- Opening Delimiter -

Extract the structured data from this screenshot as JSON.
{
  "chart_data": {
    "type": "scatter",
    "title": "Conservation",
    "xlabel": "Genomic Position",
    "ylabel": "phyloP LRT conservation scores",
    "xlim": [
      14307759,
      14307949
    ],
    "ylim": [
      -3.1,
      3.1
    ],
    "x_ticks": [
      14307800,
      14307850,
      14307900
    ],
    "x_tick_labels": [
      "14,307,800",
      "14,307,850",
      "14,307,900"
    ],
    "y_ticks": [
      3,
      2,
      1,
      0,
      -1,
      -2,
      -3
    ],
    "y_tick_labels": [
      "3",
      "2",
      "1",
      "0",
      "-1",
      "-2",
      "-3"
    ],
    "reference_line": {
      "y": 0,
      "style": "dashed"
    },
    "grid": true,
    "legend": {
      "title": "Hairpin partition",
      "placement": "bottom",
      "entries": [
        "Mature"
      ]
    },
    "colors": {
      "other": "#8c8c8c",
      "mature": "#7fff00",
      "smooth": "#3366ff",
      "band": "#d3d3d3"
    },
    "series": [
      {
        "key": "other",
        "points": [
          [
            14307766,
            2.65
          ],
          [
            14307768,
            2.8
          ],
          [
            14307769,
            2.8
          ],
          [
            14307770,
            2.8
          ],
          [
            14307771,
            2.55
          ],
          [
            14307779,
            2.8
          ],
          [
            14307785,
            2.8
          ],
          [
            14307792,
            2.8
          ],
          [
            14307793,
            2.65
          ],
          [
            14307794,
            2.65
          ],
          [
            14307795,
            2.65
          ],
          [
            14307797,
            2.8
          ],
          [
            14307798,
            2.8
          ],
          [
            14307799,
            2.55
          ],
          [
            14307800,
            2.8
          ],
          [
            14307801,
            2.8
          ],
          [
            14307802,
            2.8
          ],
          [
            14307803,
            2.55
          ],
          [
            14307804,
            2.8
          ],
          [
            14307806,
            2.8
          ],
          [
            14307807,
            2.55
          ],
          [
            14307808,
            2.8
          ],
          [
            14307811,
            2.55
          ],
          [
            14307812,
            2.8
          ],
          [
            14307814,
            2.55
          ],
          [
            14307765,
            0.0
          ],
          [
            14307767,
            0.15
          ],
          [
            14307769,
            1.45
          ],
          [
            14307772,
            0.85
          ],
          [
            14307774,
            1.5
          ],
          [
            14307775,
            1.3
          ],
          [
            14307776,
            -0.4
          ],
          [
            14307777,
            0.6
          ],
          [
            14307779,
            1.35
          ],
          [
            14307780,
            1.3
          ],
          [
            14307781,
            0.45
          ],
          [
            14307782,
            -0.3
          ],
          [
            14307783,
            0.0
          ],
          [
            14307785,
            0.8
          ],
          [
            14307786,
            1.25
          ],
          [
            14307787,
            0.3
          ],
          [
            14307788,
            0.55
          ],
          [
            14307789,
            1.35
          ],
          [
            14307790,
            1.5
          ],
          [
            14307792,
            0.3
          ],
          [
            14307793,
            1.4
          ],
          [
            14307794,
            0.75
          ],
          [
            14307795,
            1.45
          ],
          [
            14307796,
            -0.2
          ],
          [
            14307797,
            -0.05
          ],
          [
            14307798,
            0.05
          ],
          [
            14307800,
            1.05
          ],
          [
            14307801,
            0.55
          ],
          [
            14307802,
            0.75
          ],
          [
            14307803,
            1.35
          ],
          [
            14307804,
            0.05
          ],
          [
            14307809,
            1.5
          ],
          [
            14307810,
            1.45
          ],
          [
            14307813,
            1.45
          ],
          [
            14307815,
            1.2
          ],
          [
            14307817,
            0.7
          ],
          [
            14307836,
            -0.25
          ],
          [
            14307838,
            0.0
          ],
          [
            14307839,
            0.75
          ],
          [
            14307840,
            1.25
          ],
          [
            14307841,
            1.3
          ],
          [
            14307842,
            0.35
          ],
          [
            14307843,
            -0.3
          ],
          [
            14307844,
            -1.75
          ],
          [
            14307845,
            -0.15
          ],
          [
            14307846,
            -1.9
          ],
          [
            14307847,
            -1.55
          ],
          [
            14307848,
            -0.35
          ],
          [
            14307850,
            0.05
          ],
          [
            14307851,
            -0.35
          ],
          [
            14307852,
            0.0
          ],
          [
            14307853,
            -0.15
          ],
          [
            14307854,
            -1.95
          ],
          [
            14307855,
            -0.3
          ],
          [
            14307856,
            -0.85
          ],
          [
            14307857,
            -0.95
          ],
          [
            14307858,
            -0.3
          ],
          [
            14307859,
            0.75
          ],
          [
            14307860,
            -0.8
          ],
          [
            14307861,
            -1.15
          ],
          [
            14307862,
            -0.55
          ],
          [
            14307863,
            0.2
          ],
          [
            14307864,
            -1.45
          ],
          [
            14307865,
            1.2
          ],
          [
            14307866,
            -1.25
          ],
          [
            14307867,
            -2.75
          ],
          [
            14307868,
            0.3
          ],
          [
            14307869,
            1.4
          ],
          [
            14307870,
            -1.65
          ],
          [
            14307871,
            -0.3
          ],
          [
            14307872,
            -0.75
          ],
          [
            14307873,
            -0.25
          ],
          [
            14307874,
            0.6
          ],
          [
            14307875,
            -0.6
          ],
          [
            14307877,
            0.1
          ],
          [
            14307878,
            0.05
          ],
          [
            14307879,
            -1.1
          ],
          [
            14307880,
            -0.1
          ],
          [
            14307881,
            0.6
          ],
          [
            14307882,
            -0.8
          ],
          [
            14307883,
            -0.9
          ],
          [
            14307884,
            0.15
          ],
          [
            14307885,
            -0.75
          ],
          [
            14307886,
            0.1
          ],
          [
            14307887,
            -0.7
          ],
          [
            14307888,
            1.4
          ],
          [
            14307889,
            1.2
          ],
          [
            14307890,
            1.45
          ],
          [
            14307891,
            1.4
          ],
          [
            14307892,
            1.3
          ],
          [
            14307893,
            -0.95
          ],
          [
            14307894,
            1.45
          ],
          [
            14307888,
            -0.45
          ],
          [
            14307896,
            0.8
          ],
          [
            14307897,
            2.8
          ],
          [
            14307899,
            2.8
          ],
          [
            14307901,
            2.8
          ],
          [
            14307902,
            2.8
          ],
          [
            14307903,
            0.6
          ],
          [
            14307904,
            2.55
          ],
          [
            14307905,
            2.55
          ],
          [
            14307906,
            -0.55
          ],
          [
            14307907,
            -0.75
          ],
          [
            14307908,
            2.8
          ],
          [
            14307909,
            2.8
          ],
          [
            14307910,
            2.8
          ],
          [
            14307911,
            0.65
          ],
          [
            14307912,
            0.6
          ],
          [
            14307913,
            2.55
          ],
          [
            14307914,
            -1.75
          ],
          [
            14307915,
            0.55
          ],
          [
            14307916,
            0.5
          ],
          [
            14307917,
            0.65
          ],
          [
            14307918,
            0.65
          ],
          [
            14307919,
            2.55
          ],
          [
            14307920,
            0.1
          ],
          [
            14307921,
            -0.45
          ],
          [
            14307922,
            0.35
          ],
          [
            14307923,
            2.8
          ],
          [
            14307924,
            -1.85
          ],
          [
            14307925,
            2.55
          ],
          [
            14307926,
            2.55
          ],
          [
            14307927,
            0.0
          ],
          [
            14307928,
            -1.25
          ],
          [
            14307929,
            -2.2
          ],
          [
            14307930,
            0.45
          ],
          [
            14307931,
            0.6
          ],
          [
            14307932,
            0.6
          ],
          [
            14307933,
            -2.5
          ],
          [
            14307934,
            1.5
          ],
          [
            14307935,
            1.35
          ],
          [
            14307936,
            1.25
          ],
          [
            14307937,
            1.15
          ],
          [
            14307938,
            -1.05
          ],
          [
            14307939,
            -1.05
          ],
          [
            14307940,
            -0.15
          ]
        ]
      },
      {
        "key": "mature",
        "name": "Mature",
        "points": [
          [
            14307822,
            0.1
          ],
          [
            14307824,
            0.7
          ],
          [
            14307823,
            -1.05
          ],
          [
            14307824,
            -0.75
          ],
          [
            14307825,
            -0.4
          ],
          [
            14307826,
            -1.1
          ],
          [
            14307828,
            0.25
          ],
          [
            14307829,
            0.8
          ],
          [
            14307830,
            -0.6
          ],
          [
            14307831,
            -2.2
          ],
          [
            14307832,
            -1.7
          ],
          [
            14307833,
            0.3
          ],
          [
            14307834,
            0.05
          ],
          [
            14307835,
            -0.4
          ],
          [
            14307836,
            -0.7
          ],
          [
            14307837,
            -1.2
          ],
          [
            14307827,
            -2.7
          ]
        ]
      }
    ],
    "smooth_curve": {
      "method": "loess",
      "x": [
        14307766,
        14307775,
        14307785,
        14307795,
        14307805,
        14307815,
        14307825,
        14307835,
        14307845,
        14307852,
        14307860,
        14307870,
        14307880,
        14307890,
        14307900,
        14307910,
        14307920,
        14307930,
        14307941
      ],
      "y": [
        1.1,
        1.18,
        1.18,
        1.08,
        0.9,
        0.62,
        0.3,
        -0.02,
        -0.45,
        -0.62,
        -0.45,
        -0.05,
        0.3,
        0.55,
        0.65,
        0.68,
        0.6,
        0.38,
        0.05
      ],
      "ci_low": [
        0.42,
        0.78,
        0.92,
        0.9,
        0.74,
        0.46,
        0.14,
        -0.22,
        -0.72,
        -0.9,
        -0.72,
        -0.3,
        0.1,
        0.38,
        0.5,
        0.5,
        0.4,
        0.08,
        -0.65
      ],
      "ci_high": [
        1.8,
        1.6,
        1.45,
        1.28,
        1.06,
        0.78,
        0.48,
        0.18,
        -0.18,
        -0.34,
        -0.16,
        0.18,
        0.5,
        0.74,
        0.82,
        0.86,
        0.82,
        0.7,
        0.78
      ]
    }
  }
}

- Closing Delimiter -

Every line of the material that includes the word "title" needs to be copied.

    "title": "Conservation",
      "title": "Hairpin partition",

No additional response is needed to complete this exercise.